◆ PROBLEM DESCRIPTION ◆
Filter the lines below, copying only those with the string "dmin".

[Collected data]
+===+
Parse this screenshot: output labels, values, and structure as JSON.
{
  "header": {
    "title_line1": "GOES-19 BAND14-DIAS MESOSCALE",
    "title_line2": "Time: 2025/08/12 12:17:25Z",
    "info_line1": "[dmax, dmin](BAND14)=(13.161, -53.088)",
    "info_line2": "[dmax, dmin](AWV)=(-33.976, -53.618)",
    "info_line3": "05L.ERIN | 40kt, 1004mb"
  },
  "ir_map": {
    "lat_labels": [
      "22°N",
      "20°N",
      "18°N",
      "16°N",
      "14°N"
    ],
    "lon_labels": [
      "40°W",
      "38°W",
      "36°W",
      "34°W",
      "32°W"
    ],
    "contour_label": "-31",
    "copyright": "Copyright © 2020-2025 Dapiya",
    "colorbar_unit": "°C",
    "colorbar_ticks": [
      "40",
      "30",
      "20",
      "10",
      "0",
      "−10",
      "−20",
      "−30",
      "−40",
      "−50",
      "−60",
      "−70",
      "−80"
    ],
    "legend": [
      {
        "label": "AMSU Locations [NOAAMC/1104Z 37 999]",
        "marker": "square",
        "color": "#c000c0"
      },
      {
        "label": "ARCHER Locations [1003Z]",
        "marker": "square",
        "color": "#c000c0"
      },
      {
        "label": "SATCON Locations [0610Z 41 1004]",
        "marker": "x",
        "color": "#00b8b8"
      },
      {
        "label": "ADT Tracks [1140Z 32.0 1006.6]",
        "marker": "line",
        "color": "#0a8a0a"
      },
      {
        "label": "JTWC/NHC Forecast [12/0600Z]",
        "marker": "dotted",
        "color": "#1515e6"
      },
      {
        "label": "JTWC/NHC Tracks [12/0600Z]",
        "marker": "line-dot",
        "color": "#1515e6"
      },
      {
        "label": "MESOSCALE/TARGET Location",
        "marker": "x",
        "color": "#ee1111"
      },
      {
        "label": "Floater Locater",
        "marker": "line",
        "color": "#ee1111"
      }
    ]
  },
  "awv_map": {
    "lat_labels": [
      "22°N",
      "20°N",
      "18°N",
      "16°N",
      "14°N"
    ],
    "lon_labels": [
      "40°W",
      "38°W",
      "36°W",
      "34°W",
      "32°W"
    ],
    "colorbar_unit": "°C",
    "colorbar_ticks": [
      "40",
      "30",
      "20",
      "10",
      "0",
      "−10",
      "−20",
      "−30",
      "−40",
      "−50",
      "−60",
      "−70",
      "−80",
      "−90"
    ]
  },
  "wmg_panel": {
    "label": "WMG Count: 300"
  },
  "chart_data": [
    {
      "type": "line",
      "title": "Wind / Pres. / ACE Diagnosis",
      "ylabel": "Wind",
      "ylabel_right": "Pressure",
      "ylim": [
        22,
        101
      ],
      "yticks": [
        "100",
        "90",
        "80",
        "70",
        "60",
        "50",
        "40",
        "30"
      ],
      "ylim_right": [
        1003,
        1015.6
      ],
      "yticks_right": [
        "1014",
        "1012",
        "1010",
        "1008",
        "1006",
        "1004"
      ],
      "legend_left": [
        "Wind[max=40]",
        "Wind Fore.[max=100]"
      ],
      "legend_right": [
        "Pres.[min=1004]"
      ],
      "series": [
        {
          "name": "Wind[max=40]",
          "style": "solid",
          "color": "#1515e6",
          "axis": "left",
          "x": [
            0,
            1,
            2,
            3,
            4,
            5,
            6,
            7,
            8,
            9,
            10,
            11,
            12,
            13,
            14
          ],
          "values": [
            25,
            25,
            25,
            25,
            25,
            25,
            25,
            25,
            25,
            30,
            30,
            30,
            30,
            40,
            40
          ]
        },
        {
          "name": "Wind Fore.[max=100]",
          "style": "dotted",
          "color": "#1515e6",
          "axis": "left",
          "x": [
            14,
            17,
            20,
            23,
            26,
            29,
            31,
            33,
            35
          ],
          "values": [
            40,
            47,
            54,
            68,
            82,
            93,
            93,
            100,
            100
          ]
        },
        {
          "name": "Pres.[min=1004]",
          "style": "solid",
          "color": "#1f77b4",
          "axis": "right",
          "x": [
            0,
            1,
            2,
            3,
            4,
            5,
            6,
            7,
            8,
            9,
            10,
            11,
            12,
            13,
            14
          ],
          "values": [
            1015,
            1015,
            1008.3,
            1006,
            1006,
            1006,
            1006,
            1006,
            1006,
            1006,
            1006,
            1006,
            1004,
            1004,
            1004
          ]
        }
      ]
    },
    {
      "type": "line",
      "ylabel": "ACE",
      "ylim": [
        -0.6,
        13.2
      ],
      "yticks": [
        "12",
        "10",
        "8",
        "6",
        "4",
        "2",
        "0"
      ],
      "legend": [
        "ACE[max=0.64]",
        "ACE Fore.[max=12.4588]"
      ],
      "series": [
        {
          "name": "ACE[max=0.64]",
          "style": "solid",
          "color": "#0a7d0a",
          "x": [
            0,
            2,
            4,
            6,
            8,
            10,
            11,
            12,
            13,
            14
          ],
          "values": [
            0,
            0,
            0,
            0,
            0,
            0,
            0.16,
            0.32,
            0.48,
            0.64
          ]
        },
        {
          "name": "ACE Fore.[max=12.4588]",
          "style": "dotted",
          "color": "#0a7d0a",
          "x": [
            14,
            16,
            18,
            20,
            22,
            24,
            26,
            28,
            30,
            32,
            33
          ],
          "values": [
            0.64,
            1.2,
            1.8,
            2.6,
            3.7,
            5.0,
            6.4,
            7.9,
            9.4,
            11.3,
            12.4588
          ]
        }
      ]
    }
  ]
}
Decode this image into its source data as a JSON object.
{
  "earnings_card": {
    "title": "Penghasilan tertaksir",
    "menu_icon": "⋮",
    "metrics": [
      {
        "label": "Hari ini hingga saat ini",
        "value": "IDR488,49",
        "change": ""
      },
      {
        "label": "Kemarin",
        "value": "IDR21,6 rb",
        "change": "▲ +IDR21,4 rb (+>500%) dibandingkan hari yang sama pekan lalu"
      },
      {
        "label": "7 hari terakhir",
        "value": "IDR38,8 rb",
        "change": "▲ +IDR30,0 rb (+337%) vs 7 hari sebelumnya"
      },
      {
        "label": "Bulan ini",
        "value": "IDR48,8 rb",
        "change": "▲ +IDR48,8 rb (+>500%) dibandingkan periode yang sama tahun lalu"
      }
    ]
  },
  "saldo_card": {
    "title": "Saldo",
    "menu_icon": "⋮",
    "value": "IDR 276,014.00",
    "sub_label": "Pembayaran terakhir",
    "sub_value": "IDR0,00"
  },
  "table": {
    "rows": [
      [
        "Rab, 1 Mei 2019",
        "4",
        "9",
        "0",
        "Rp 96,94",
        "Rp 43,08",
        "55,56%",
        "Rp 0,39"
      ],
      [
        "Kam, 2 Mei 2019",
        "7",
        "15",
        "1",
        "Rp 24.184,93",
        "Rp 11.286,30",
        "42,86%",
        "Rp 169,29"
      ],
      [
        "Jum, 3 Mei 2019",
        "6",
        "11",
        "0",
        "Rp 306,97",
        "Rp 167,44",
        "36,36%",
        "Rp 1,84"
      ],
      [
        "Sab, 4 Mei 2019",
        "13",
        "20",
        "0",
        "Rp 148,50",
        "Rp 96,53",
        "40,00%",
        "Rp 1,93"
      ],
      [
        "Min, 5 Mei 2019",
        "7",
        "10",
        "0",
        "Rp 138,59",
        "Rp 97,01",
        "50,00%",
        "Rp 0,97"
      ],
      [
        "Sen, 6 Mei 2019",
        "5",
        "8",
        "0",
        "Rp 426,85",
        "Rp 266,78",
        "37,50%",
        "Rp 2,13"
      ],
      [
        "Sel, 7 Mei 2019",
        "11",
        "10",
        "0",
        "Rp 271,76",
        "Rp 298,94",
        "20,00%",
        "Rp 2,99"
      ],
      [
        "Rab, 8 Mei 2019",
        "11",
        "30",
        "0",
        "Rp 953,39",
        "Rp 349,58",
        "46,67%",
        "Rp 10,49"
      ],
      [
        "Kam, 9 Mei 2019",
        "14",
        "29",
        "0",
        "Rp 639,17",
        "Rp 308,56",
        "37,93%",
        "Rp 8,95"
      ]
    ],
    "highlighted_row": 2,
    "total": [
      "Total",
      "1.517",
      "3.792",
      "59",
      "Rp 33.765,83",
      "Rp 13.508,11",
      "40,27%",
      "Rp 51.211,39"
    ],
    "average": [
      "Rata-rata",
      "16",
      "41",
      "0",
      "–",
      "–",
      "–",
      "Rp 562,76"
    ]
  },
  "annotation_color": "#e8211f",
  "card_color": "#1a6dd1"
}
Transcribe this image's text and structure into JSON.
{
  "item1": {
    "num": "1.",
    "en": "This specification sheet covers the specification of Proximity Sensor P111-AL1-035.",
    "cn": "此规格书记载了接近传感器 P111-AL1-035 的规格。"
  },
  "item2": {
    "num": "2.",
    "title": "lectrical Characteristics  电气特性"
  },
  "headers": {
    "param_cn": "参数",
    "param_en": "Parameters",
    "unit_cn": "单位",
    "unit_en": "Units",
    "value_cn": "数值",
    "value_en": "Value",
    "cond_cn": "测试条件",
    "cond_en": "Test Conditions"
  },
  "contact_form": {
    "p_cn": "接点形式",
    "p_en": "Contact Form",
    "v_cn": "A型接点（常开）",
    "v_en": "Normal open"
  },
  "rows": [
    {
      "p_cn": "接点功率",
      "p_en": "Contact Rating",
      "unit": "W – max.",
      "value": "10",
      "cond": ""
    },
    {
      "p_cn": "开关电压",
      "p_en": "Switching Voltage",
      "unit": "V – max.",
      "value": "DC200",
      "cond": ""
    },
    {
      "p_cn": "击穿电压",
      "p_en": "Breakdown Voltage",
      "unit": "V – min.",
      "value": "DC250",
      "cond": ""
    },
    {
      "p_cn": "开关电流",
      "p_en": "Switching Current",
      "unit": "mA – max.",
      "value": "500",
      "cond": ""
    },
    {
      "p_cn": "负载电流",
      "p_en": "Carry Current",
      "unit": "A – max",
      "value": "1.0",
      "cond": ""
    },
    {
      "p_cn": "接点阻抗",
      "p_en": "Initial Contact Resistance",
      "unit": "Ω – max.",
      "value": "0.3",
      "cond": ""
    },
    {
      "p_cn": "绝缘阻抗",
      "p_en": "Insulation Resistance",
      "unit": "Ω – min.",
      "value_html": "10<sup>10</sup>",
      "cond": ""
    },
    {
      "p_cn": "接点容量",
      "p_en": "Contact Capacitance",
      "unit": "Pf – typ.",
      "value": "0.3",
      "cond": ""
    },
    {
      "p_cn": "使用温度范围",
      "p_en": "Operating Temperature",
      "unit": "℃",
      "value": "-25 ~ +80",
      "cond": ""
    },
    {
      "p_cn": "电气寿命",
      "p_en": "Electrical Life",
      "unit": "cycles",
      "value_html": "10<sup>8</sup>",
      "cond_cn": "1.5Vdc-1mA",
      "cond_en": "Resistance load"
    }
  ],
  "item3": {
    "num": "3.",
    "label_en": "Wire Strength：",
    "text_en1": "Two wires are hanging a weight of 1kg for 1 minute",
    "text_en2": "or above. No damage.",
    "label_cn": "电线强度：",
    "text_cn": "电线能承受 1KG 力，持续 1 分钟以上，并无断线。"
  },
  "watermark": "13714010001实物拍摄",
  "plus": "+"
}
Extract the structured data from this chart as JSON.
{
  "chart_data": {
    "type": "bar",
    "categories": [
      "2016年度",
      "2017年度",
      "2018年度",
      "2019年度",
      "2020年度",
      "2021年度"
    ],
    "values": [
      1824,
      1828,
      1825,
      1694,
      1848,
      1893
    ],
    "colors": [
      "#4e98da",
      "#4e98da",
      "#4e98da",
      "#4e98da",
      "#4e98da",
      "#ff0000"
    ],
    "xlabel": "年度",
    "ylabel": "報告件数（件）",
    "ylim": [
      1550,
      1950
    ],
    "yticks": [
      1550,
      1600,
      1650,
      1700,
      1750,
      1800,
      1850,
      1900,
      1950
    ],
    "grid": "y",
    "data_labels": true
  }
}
+===+
◆ OUTPUT FOR THIS EXERCISE ◆
    "info_line1": "[dmax, dmin](BAND14)=(13.161, -53.088)",
    "info_line2": "[dmax, dmin](AWV)=(-33.976, -53.618)",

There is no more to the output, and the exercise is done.